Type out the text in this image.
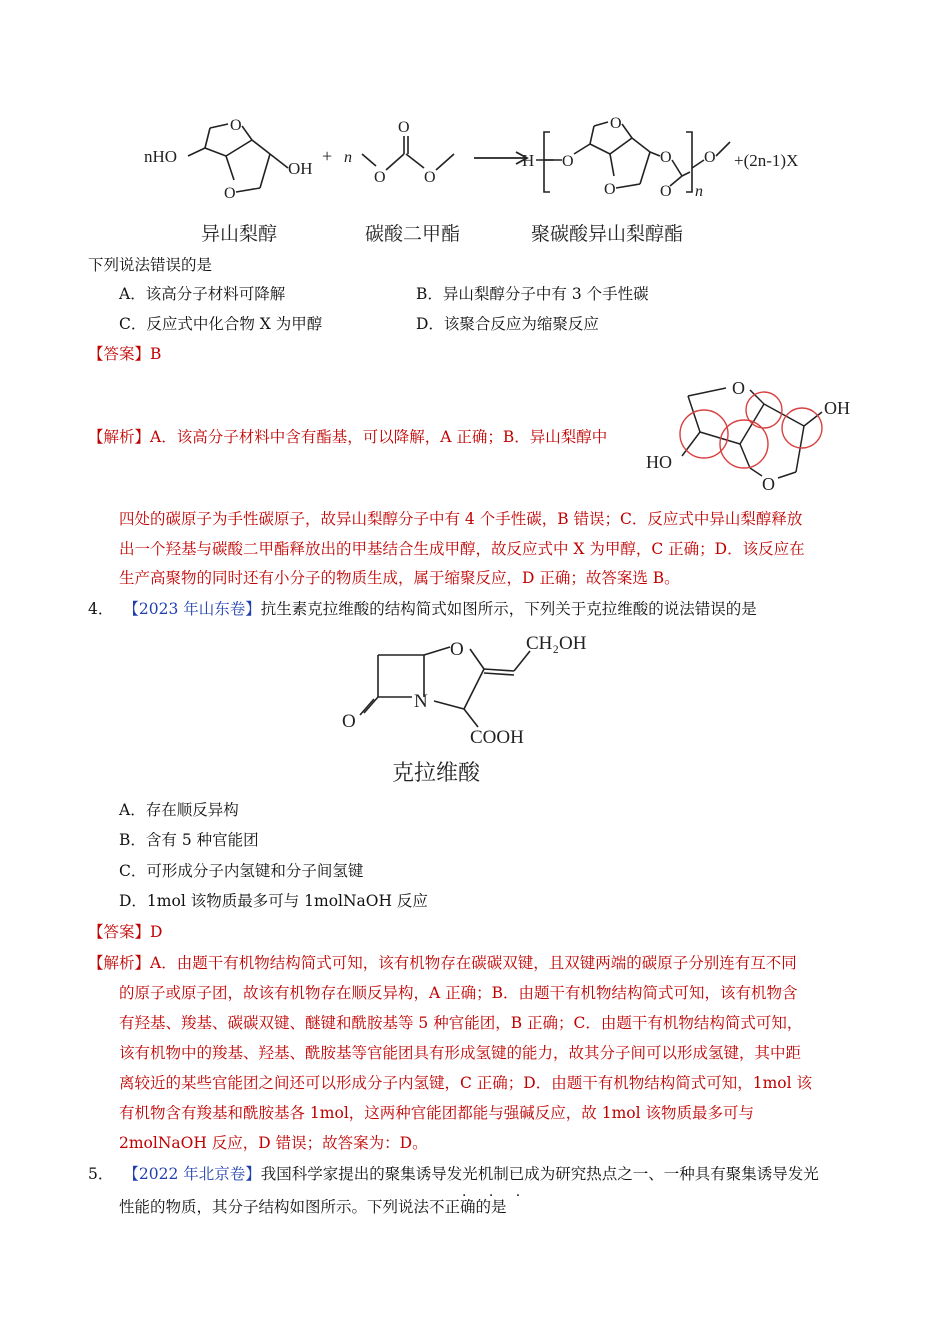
nHO
O
O
OH
+ n
O
O
O
H O
O
O
O
O n
O +(2n-1)X
异山梨醇	碳酸二甲酯	聚碳酸异山梨醇酯
下列说法错误的是
A．该高分子材料可降解	B．异山梨醇分子中有 3 个手性碳
C．反应式中化合物 X 为甲醇	D．该聚合反应为缩聚反应
【答案】B
【解析】A．该高分子材料中含有酯基，可以降解，A 正确；B．异山梨醇中
O
O
OH
HO
四处的碳原子为手性碳原子，故异山梨醇分子中有 4 个手性碳，B 错误；C．反应式中异山梨醇释放
出一个羟基与碳酸二甲酯释放出的甲基结合生成甲醇，故反应式中 X 为甲醇，C 正确；D．该反应在
生产高聚物的同时还有小分子的物质生成，属于缩聚反应，D 正确；故答案选 B。
4． 【2023 年山东卷】抗生素克拉维酸的结构简式如图所示，下列关于克拉维酸的说法错误的是
O
N
O
CH₂OH
COOH
克拉维酸
A．存在顺反异构
B．含有 5 种官能团
C．可形成分子内氢键和分子间氢键
D．1mol 该物质最多可与 1molNaOH 反应
【答案】D
【解析】A．由题干有机物结构简式可知，该有机物存在碳碳双键，且双键两端的碳原子分别连有互不同
的原子或原子团，故该有机物存在顺反异构，A 正确；B．由题干有机物结构简式可知，该有机物含
有羟基、羧基、碳碳双键、醚键和酰胺基等 5 种官能团，B 正确；C．由题干有机物结构简式可知，
该有机物中的羧基、羟基、酰胺基等官能团具有形成氢键的能力，故其分子间可以形成氢键，其中距
离较近的某些官能团之间还可以形成分子内氢键，C 正确；D．由题干有机物结构简式可知，1mol 该
有机物含有羧基和酰胺基各 1mol，这两种官能团都能与强碱反应，故 1mol 该物质最多可与
2molNaOH 反应，D 错误；故答案为：D。
5． 【2022 年北京卷】我国科学家提出的聚集诱导发光机制已成为研究热点之一、一种具有聚集诱导发光
性能的物质，其分子结构如图所示。下列说法不正确的是
· · ·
+ + + +
- SET TASK -
Copy out each record shown above without alteration, skipping any picture.

- EXPECTED OUTPUT -
Type out the text in this image.
nHO
O
O
OH
+ n
O
O
O
H O
O
O
O
O n
O +(2n-1)X
异山梨醇	碳酸二甲酯	聚碳酸异山梨醇酯
下列说法错误的是
A．该高分子材料可降解	B．异山梨醇分子中有 3 个手性碳
C．反应式中化合物 X 为甲醇	D．该聚合反应为缩聚反应
【答案】B
【解析】A．该高分子材料中含有酯基，可以降解，A 正确；B．异山梨醇中
O
O
OH
HO
四处的碳原子为手性碳原子，故异山梨醇分子中有 4 个手性碳，B 错误；C．反应式中异山梨醇释放
出一个羟基与碳酸二甲酯释放出的甲基结合生成甲醇，故反应式中 X 为甲醇，C 正确；D．该反应在
生产高聚物的同时还有小分子的物质生成，属于缩聚反应，D 正确；故答案选 B。
4． 【2023 年山东卷】抗生素克拉维酸的结构简式如图所示，下列关于克拉维酸的说法错误的是
O
N
O
CH₂OH
COOH
克拉维酸
A．存在顺反异构
B．含有 5 种官能团
C．可形成分子内氢键和分子间氢键
D．1mol 该物质最多可与 1molNaOH 反应
【答案】D
【解析】A．由题干有机物结构简式可知，该有机物存在碳碳双键，且双键两端的碳原子分别连有互不同
的原子或原子团，故该有机物存在顺反异构，A 正确；B．由题干有机物结构简式可知，该有机物含
有羟基、羧基、碳碳双键、醚键和酰胺基等 5 种官能团，B 正确；C．由题干有机物结构简式可知，
该有机物中的羧基、羟基、酰胺基等官能团具有形成氢键的能力，故其分子间可以形成氢键，其中距
离较近的某些官能团之间还可以形成分子内氢键，C 正确；D．由题干有机物结构简式可知，1mol 该
有机物含有羧基和酰胺基各 1mol，这两种官能团都能与强碱反应，故 1mol 该物质最多可与
2molNaOH 反应，D 错误；故答案为：D。
5． 【2022 年北京卷】我国科学家提出的聚集诱导发光机制已成为研究热点之一、一种具有聚集诱导发光
性能的物质，其分子结构如图所示。下列说法不正确的是
· · ·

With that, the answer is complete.